Selected passage -
### Gradient

- **Definition**: The gradient of a scalar-valued function $f(\textbf{x})$ is a column vector of partial derivatives with respect to each element of a column vector $\textbf{x}$.
  
- **Mathematical Expression**: If $f(\textbf{x})$ is a scalar function of $\textbf{x} = \begin{bmatrix} x_1 & x_2 & \dots & x_n \end{bmatrix}^T$, then the gradient is:
  $$
  \nabla f(\textbf{x}) = \begin{bmatrix} 
  \frac{\partial f}{\partial x_1} & \frac{\partial f}{\partial x_2} & \dots & \frac{\partial f}{\partial x_n}
  \end{bmatrix}^T
  $$

**Example**: If $f(x, y) = x^2 + 3xy$, then 
$$
\nabla f(x, y) = \begin{bmatrix} 
\frac{\partial f}{\partial x} & \frac{\partial f}{\partial y}
\end{bmatrix}^T
= \begin{bmatrix} 
2x + 3y & 3x
\end{bmatrix}^T
$$
This is the gradient of the scalar function $f(x, y)$, representing the rate of change with respect to each variable and pointing in the direction of the steepest ascent at $(x, y)$.

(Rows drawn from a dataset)
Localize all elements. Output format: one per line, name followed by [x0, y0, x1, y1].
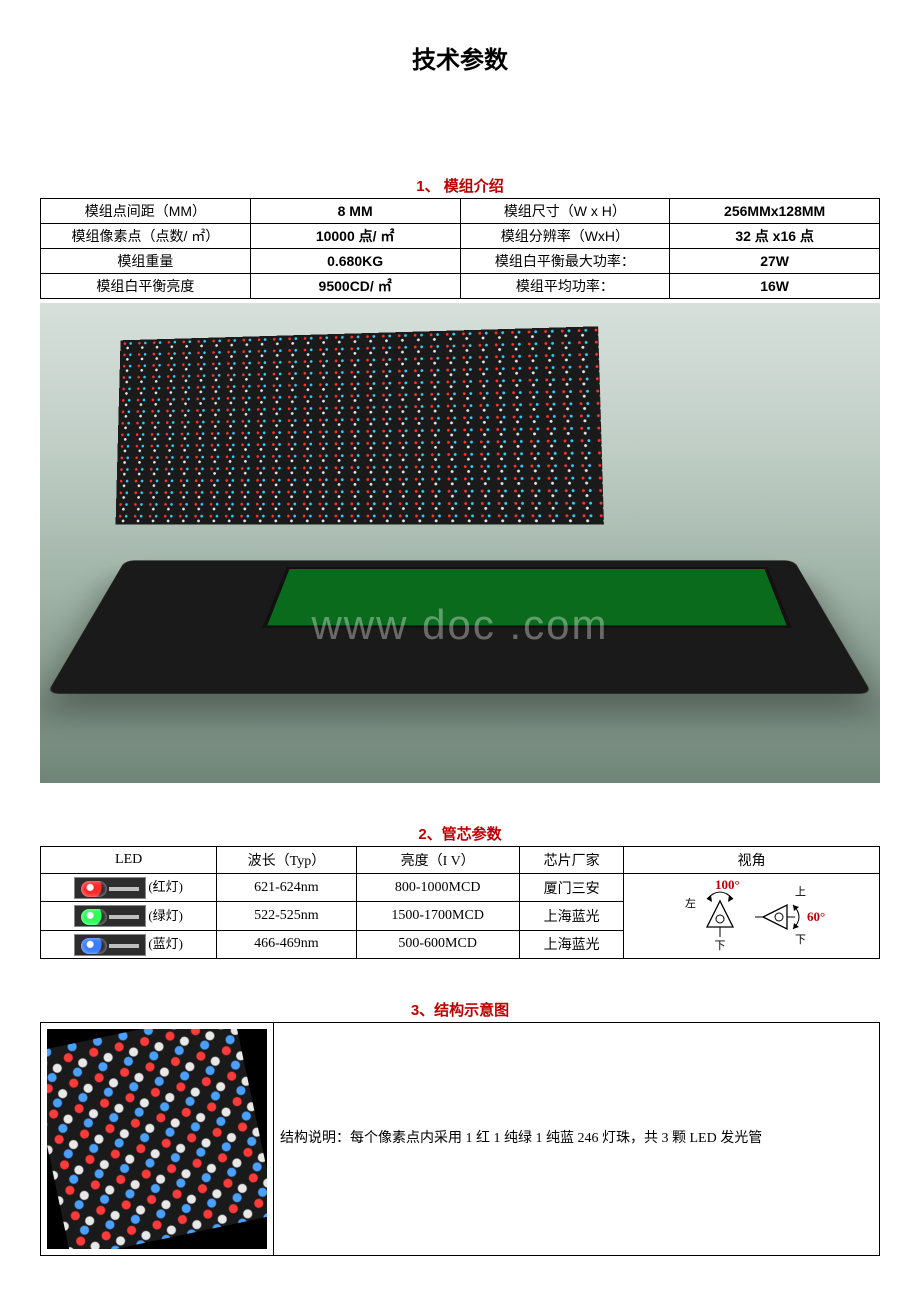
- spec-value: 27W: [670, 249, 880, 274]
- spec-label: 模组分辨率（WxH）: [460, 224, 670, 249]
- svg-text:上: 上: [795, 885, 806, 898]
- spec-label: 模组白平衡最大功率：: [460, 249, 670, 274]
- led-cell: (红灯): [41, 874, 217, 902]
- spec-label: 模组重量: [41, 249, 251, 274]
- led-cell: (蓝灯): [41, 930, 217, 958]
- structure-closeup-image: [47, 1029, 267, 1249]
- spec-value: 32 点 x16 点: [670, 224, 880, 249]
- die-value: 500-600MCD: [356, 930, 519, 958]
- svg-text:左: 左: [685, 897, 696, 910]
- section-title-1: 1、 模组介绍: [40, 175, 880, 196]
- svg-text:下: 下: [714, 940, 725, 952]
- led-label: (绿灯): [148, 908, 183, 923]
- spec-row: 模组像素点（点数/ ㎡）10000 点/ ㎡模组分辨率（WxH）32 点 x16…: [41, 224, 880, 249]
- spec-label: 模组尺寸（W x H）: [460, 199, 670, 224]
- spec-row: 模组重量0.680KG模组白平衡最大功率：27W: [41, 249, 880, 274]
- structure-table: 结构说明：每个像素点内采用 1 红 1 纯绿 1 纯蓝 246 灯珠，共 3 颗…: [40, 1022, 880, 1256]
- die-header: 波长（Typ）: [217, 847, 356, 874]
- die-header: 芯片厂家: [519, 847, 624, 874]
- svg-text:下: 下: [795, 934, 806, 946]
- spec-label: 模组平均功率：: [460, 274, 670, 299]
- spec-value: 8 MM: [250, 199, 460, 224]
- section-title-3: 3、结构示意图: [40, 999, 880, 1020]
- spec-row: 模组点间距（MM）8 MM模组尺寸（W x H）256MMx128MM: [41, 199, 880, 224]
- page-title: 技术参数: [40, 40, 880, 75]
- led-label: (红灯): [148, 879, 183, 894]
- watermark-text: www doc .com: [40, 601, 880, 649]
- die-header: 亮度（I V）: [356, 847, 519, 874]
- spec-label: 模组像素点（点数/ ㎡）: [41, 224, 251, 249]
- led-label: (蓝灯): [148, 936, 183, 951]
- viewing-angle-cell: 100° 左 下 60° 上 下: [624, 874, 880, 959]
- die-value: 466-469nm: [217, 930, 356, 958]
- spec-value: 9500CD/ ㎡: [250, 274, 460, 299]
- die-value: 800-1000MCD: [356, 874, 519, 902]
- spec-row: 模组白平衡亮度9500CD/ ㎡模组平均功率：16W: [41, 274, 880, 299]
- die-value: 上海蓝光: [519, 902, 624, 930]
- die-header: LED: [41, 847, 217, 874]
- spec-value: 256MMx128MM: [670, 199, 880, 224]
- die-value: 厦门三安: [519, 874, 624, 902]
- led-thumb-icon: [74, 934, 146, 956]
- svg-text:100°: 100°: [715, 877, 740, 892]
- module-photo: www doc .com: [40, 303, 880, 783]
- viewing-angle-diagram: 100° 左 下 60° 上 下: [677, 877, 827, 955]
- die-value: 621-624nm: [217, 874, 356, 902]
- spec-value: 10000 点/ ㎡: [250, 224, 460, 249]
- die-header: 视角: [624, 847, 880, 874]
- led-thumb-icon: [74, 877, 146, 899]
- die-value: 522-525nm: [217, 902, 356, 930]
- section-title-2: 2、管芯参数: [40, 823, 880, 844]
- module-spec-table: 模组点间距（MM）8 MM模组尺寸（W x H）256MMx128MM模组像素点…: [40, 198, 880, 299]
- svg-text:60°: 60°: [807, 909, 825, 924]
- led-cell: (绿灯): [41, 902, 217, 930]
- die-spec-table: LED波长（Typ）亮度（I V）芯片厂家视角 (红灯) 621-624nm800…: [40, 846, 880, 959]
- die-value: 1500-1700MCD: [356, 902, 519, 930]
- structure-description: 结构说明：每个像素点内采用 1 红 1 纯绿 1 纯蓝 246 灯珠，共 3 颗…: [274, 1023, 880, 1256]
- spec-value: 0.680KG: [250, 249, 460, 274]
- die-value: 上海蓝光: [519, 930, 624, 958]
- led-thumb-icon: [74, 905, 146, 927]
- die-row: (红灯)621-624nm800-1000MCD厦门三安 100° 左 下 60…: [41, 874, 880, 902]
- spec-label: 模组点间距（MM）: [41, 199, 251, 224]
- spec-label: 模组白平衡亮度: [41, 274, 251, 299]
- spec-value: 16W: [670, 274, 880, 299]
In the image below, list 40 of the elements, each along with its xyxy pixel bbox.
---
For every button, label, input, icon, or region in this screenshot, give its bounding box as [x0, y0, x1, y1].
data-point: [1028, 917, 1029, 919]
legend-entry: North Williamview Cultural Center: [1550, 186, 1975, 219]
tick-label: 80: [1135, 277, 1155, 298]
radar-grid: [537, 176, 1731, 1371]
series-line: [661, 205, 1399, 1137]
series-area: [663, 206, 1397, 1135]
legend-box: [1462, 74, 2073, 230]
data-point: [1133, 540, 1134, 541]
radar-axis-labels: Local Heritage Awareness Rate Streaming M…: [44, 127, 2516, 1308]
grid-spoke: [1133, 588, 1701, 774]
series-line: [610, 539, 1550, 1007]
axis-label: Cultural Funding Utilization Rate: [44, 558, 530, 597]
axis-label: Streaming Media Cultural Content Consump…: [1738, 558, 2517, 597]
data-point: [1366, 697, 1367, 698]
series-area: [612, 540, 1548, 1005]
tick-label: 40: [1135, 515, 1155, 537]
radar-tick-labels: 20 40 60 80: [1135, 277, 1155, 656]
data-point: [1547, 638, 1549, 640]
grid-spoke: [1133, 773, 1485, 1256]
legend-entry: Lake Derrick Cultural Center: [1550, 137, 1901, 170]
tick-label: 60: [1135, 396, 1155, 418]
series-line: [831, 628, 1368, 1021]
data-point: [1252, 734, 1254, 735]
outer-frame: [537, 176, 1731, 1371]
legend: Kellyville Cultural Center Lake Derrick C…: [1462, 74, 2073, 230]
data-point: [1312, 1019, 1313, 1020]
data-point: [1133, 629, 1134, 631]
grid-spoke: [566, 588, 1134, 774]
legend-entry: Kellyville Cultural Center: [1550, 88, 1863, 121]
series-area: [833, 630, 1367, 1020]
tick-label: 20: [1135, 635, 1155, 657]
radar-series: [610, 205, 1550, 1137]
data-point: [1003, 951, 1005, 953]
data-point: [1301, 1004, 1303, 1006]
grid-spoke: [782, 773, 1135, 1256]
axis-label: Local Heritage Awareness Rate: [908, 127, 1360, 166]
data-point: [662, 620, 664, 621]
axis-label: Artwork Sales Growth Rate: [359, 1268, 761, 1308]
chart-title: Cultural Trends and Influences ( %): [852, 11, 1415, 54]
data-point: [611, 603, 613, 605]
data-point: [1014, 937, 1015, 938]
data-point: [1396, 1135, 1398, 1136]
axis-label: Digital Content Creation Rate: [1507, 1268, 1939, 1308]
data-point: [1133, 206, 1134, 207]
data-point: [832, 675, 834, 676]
* * *
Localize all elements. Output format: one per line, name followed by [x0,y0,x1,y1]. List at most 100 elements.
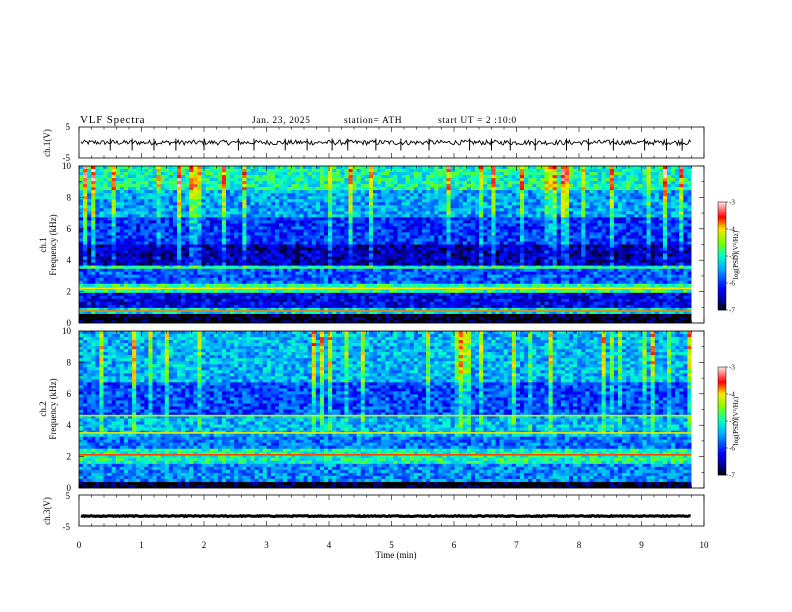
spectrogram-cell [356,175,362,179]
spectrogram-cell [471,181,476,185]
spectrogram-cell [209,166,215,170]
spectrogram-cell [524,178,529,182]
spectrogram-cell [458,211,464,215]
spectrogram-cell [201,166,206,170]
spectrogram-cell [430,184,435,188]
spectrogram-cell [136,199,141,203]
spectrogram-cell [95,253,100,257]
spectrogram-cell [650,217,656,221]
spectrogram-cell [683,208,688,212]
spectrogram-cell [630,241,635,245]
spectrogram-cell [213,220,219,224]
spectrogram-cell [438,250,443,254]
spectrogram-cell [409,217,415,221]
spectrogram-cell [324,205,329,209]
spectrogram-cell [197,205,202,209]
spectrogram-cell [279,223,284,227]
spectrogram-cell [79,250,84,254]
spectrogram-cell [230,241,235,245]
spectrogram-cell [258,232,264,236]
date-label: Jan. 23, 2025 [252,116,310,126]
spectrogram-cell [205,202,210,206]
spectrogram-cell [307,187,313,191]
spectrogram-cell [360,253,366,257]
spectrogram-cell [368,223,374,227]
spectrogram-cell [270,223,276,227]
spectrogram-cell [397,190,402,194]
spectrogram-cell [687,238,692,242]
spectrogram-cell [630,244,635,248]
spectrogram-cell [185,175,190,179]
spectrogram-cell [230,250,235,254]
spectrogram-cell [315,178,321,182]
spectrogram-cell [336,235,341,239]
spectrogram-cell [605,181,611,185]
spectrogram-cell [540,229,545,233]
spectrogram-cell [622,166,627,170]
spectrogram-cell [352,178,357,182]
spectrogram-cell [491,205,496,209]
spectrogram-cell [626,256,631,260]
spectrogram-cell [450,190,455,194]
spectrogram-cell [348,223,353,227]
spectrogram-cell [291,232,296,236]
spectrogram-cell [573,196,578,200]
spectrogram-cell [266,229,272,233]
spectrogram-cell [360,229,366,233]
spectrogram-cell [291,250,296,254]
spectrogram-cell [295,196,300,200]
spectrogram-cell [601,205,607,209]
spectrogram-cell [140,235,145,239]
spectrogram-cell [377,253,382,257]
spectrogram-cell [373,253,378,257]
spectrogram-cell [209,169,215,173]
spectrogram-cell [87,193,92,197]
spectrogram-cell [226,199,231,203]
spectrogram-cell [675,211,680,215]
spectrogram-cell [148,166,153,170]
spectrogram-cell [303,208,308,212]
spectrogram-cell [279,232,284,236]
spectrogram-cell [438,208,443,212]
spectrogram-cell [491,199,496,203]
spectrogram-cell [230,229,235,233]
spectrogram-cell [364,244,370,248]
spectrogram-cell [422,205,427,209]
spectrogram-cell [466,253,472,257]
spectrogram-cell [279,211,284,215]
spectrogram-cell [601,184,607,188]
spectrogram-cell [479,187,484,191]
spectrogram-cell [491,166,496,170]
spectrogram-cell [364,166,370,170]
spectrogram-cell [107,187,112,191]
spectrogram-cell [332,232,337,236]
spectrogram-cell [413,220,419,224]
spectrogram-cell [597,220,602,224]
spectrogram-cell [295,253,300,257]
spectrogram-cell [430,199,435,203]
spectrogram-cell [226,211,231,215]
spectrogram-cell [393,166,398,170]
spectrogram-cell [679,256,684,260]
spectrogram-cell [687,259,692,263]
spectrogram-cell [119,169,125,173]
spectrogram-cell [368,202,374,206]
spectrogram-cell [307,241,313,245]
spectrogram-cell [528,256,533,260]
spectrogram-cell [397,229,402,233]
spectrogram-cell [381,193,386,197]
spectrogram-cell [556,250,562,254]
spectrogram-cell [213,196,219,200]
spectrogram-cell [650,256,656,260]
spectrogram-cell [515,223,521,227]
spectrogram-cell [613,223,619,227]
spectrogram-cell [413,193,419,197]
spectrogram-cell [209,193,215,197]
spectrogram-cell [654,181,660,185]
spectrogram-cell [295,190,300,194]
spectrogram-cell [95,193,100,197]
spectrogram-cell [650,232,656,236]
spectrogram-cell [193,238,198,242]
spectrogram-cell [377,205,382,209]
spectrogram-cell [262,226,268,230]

Written instruction -
Please continue the passage on the gradient from the point where it stops. These rows have nothing to do with what is asked here.

Response to this task -
### Jacobian

- **Definition**: The Jacobian is a matrix of all first-order partial derivatives of a vector-valued function.

- **Mathematical Expression**: For a vector-valued function $\mathbf{y}(\textbf{x}) = \begin{bmatrix} y_1 & y_2 \end{bmatrix}^T$, where $\mathbf{x} = \begin{bmatrix} x_1 & x_2 \end{bmatrix}^T$, the Jacobian matrix is:
  $$
  J = \begin{bmatrix} 
  \frac{\partial y_1}{\partial x_1} & \frac{\partial y_1}{\partial x_2} \\
  \frac{\partial y_2}{\partial x_1} & \frac{\partial y_2}{\partial x_2}
  \end{bmatrix}
  $$

**Example**: If $\mathbf{y}(x, y) = \begin{bmatrix} x^2 + 3xy & 2x + y \end{bmatrix}^T$, the Jacobian matrix is:
$$
J = \begin{bmatrix} 
\frac{\partial (x^2 + 3xy)}{\partial x} & \frac{\partial (x^2 + 3xy)}{\partial y} \\
\frac{\partial (2x + y)}{\partial x} & \frac{\partial (2x + y)}{\partial y}
\end{bmatrix}
\hspace{1cm}
J = \begin{bmatrix} 
2x + 3y & 3x \\
2 & 1
\end{bmatrix}
$$

This **2 x 2 matrix** represents the rate of change of each component of the output vector $\mathbf{y}$ with respect to each input variable.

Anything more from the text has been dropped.